*Request:*
Here are some records. Copy each one exactly.

★ ★ ★ ★ ★

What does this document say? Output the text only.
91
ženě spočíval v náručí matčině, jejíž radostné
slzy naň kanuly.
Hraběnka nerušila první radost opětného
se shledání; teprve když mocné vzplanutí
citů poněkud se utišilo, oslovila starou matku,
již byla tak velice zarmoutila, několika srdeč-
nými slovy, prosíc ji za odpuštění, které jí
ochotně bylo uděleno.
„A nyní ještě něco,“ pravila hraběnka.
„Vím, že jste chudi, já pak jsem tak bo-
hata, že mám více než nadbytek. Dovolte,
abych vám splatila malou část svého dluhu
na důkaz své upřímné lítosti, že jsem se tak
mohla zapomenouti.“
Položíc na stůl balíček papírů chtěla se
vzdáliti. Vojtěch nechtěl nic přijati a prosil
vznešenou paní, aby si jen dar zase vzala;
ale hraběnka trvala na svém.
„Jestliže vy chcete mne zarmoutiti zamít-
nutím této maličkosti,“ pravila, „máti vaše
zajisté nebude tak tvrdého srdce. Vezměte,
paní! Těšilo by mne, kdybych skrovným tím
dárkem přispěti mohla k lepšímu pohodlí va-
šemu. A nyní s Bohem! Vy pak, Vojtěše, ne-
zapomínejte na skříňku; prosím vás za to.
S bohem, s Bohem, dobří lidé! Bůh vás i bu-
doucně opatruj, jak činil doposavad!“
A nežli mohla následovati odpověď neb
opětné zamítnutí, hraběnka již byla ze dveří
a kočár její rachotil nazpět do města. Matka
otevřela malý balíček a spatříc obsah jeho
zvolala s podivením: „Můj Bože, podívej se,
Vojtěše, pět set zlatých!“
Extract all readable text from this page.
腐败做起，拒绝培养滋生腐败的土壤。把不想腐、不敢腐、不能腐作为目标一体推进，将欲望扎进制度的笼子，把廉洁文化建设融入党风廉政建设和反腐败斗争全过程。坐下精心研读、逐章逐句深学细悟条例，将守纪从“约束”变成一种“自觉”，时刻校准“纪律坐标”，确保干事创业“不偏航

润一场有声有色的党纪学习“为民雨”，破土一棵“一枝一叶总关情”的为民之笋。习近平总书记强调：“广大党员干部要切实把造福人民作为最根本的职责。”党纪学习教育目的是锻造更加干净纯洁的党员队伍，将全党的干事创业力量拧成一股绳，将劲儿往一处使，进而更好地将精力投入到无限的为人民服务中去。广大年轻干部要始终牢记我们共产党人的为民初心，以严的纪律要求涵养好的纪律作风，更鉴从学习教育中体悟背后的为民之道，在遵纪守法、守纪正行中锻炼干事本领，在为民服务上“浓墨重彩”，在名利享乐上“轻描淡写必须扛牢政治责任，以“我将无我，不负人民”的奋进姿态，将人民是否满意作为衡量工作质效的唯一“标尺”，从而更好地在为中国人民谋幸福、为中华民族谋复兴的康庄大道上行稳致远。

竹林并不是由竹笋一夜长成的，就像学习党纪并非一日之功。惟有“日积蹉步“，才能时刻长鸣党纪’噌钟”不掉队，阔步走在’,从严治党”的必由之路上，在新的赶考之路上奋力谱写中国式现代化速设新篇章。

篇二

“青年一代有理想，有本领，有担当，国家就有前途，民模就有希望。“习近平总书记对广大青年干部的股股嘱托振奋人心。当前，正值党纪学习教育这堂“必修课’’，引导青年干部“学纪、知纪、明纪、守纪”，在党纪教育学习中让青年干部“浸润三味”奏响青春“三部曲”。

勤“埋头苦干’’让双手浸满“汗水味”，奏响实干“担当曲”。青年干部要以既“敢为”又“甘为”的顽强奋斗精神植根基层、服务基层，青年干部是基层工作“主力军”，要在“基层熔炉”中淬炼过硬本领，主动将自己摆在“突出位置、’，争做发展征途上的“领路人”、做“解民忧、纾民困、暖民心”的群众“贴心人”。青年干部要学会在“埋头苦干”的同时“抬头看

★ ★ ★ ★ ★

*Solved problem:*
What does this document say? Output the text only.
91
ženě spočíval v náručí matčině, jejíž radostné
slzy naň kanuly.
Hraběnka nerušila první radost opětného
se shledání; teprve když mocné vzplanutí
citů poněkud se utišilo, oslovila starou matku,
již byla tak velice zarmoutila, několika srdeč-
nými slovy, prosíc ji za odpuštění, které jí
ochotně bylo uděleno.
„A nyní ještě něco,“ pravila hraběnka.
„Vím, že jste chudi, já pak jsem tak bo-
hata, že mám více než nadbytek. Dovolte,
abych vám splatila malou část svého dluhu
na důkaz své upřímné lítosti, že jsem se tak
mohla zapomenouti.“
Položíc na stůl balíček papírů chtěla se
vzdáliti. Vojtěch nechtěl nic přijati a prosil
vznešenou paní, aby si jen dar zase vzala;
ale hraběnka trvala na svém.
„Jestliže vy chcete mne zarmoutiti zamít-
nutím této maličkosti,“ pravila, „máti vaše
zajisté nebude tak tvrdého srdce. Vezměte,
paní! Těšilo by mne, kdybych skrovným tím
dárkem přispěti mohla k lepšímu pohodlí va-
šemu. A nyní s Bohem! Vy pak, Vojtěše, ne-
zapomínejte na skříňku; prosím vás za to.
S bohem, s Bohem, dobří lidé! Bůh vás i bu-
doucně opatruj, jak činil doposavad!“
A nežli mohla následovati odpověď neb
opětné zamítnutí, hraběnka již byla ze dveří
a kočár její rachotil nazpět do města. Matka
otevřela malý balíček a spatříc obsah jeho
zvolala s podivením: „Můj Bože, podívej se,
Vojtěše, pět set zlatých!“
Extract all readable text from this page.
腐败做起，拒绝培养滋生腐败的土壤。把不想腐、不敢腐、不能腐作为目标一体推进，将欲望扎进制度的笼子，把廉洁文化建设融入党风廉政建设和反腐败斗争全过程。坐下精心研读、逐章逐句深学细悟条例，将守纪从“约束”变成一种“自觉”，时刻校准“纪律坐标”，确保干事创业“不偏航

润一场有声有色的党纪学习“为民雨”，破土一棵“一枝一叶总关情”的为民之笋。习近平总书记强调：“广大党员干部要切实把造福人民作为最根本的职责。”党纪学习教育目的是锻造更加干净纯洁的党员队伍，将全党的干事创业力量拧成一股绳，将劲儿往一处使，进而更好地将精力投入到无限的为人民服务中去。广大年轻干部要始终牢记我们共产党人的为民初心，以严的纪律要求涵养好的纪律作风，更鉴从学习教育中体悟背后的为民之道，在遵纪守法、守纪正行中锻炼干事本领，在为民服务上“浓墨重彩”，在名利享乐上“轻描淡写必须扛牢政治责任，以“我将无我，不负人民”的奋进姿态，将人民是否满意作为衡量工作质效的唯一“标尺”，从而更好地在为中国人民谋幸福、为中华民族谋复兴的康庄大道上行稳致远。

竹林并不是由竹笋一夜长成的，就像学习党纪并非一日之功。惟有“日积蹉步“，才能时刻长鸣党纪’噌钟”不掉队，阔步走在’,从严治党”的必由之路上，在新的赶考之路上奋力谱写中国式现代化速设新篇章。

篇二

“青年一代有理想，有本领，有担当，国家就有前途，民模就有希望。“习近平总书记对广大青年干部的股股嘱托振奋人心。当前，正值党纪学习教育这堂“必修课’’，引导青年干部“学纪、知纪、明纪、守纪”，在党纪教育学习中让青年干部“浸润三味”奏响青春“三部曲”。

勤“埋头苦干’’让双手浸满“汗水味”，奏响实干“担当曲”。青年干部要以既“敢为”又“甘为”的顽强奋斗精神植根基层、服务基层，青年干部是基层工作“主力军”，要在“基层熔炉”中淬炼过硬本领，主动将自己摆在“突出位置、’，争做发展征途上的“领路人”、做“解民忧、纾民困、暖民心”的群众“贴心人”。青年干部要学会在“埋头苦干”的同时“抬头看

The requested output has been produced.